PROBLEM TO SOLVE: Output the entries below so that they read exactly as they do now.

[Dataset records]
* * * * * * *
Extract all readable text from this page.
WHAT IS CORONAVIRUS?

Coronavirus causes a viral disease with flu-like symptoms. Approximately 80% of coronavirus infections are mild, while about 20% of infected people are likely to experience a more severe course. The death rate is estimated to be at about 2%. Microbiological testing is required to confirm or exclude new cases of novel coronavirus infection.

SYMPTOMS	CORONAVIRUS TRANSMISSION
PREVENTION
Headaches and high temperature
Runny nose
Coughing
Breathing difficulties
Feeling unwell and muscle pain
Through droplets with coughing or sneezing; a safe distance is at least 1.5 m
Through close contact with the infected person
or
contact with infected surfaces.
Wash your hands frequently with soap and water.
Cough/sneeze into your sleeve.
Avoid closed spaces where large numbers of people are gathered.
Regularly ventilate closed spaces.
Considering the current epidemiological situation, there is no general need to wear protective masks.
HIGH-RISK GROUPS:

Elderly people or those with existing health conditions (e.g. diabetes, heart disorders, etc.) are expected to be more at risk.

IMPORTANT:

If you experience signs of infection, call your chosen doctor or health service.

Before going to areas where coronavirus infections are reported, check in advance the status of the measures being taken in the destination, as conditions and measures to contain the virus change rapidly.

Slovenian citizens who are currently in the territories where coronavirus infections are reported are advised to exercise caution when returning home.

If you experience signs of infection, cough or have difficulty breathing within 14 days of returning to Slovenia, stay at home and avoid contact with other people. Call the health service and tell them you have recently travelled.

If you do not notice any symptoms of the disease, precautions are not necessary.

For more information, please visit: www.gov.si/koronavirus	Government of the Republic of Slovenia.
* * * * * * *
SOLVED PROBLEM:
Extract all readable text from this page.
WHAT IS CORONAVIRUS?

Coronavirus causes a viral disease with flu-like symptoms. Approximately 80% of coronavirus infections are mild, while about 20% of infected people are likely to experience a more severe course. The death rate is estimated to be at about 2%. Microbiological testing is required to confirm or exclude new cases of novel coronavirus infection.

SYMPTOMS	CORONAVIRUS TRANSMISSION
PREVENTION
Headaches and high temperature
Runny nose
Coughing
Breathing difficulties
Feeling unwell and muscle pain
Through droplets with coughing or sneezing; a safe distance is at least 1.5 m
Through close contact with the infected person
or
contact with infected surfaces.
Wash your hands frequently with soap and water.
Cough/sneeze into your sleeve.
Avoid closed spaces where large numbers of people are gathered.
Regularly ventilate closed spaces.
Considering the current epidemiological situation, there is no general need to wear protective masks.
HIGH-RISK GROUPS:

Elderly people or those with existing health conditions (e.g. diabetes, heart disorders, etc.) are expected to be more at risk.

IMPORTANT:

If you experience signs of infection, call your chosen doctor or health service.

Before going to areas where coronavirus infections are reported, check in advance the status of the measures being taken in the destination, as conditions and measures to contain the virus change rapidly.

Slovenian citizens who are currently in the territories where coronavirus infections are reported are advised to exercise caution when returning home.

If you experience signs of infection, cough or have difficulty breathing within 14 days of returning to Slovenia, stay at home and avoid contact with other people. Call the health service and tell them you have recently travelled.

If you do not notice any symptoms of the disease, precautions are not necessary.

For more information, please visit: www.gov.si/koronavirus	Government of the Republic of Slovenia.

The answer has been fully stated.